Work to be completed: Collect the lines of the entries where "title" shows up.

# START OF Records to process

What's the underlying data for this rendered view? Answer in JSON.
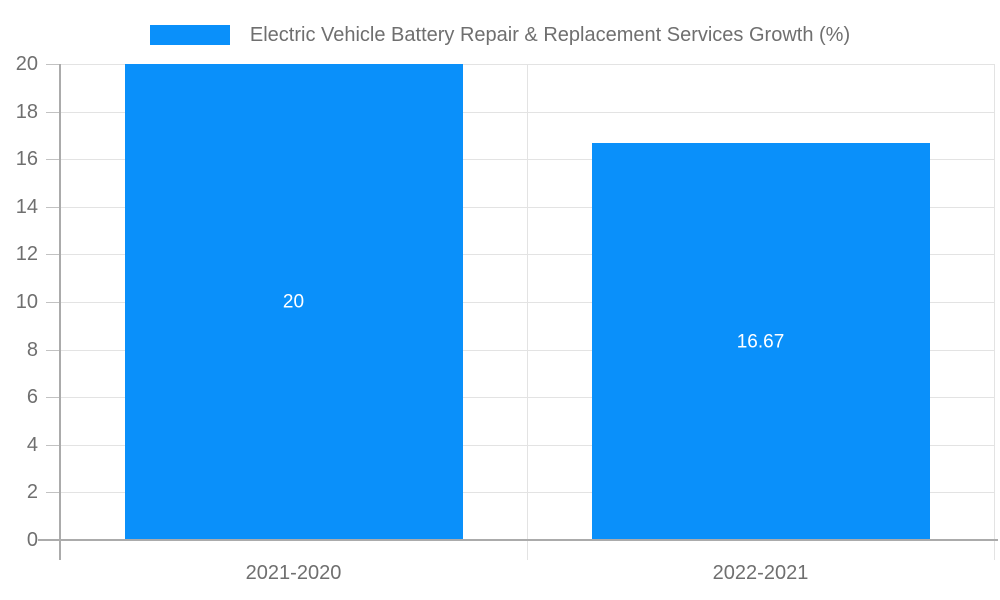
{
  "chart_data": {
    "type": "bar",
    "title": "Electric Vehicle Battery Repair & Replacement Services Growth (%)",
    "legend_position": "top",
    "categories": [
      "2021-2020",
      "2022-2021"
    ],
    "values": [
      20,
      16.67
    ],
    "value_labels": [
      "20",
      "16.67"
    ],
    "xlabel": "",
    "ylabel": "",
    "ylim": [
      0,
      20
    ],
    "yticks": [
      0,
      2,
      4,
      6,
      8,
      10,
      12,
      14,
      16,
      18,
      20
    ],
    "grid": true,
    "colors": {
      "bar": "#0a90fa",
      "legend_text": "#6f6f6f",
      "tick_text": "#6f6f6f",
      "value_label_text": "#ffffff",
      "gridline": "#e3e3e3",
      "axis_line": "#ababab",
      "tick_mark": "#c2c2c2",
      "background": "#ffffff"
    }
  }
}
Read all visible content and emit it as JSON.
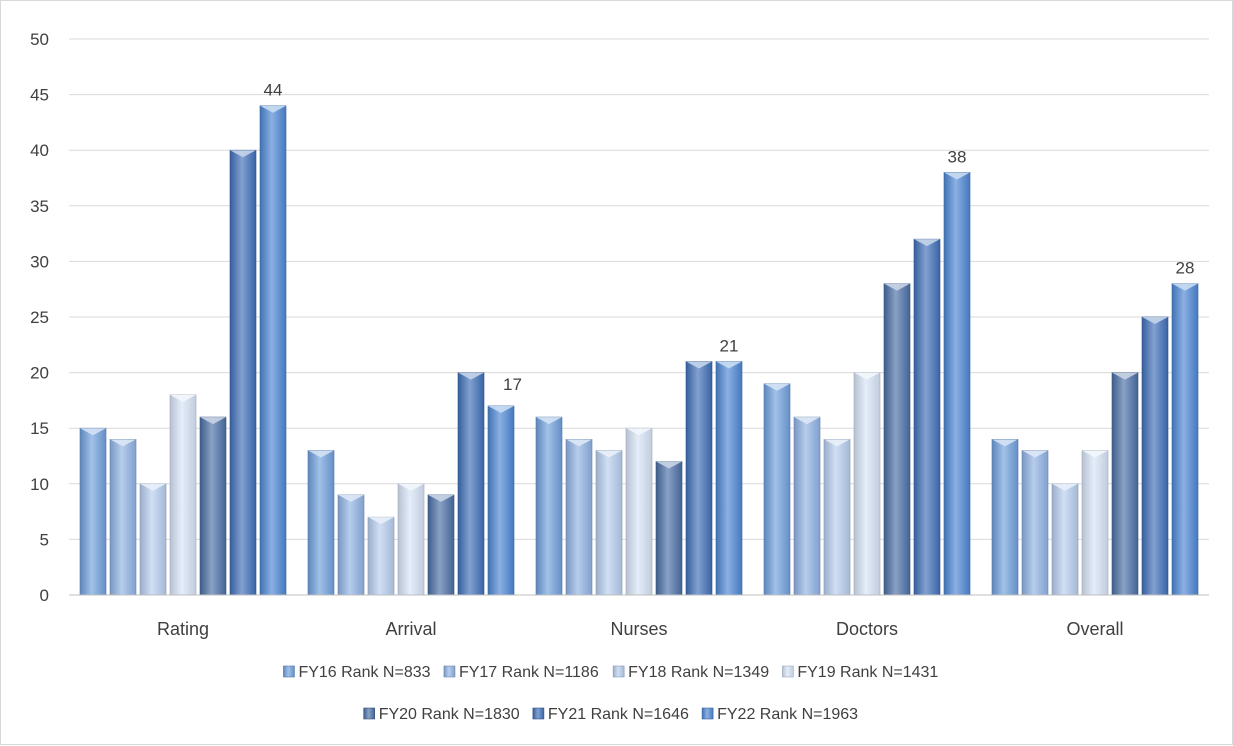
{
  "chart_data": {
    "type": "bar",
    "title": "",
    "xlabel": "",
    "ylabel": "",
    "ylim": [
      0,
      50
    ],
    "y_ticks": [
      "0",
      "5",
      "10",
      "15",
      "20",
      "25",
      "30",
      "35",
      "40",
      "45",
      "50"
    ],
    "grid": true,
    "legend_position": "bottom",
    "categories": [
      "Rating",
      "Arrival",
      "Nurses",
      "Doctors",
      "Overall"
    ],
    "series": [
      {
        "name": "FY16 Rank N=833",
        "values": [
          15,
          13,
          16,
          19,
          14
        ],
        "color": "#6f9fdc"
      },
      {
        "name": "FY17 Rank N=1186",
        "values": [
          14,
          9,
          14,
          16,
          13
        ],
        "color": "#8fb2e4"
      },
      {
        "name": "FY18 Rank N=1349",
        "values": [
          10,
          7,
          13,
          14,
          10
        ],
        "color": "#b6cdee"
      },
      {
        "name": "FY19 Rank N=1431",
        "values": [
          18,
          10,
          15,
          20,
          13
        ],
        "color": "#d6e3f6"
      },
      {
        "name": "FY20 Rank N=1830",
        "values": [
          16,
          9,
          12,
          28,
          20
        ],
        "color": "#4a6fa5"
      },
      {
        "name": "FY21 Rank N=1646",
        "values": [
          40,
          20,
          21,
          32,
          25
        ],
        "color": "#3f6fb8"
      },
      {
        "name": "FY22 Rank N=1963",
        "values": [
          44,
          17,
          21,
          38,
          28
        ],
        "color": "#4c86d4"
      }
    ],
    "data_labels": [
      {
        "series_index": 6,
        "category_index": 0,
        "text": "44"
      },
      {
        "series_index": 6,
        "category_index": 1,
        "text": "17"
      },
      {
        "series_index": 6,
        "category_index": 2,
        "text": "21"
      },
      {
        "series_index": 6,
        "category_index": 3,
        "text": "38"
      },
      {
        "series_index": 6,
        "category_index": 4,
        "text": "28"
      }
    ]
  }
}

# END OF Records to process

Exercise answer:
    "title": "Electric Vehicle Battery Repair & Replacement Services Growth (%)",
    "title": "",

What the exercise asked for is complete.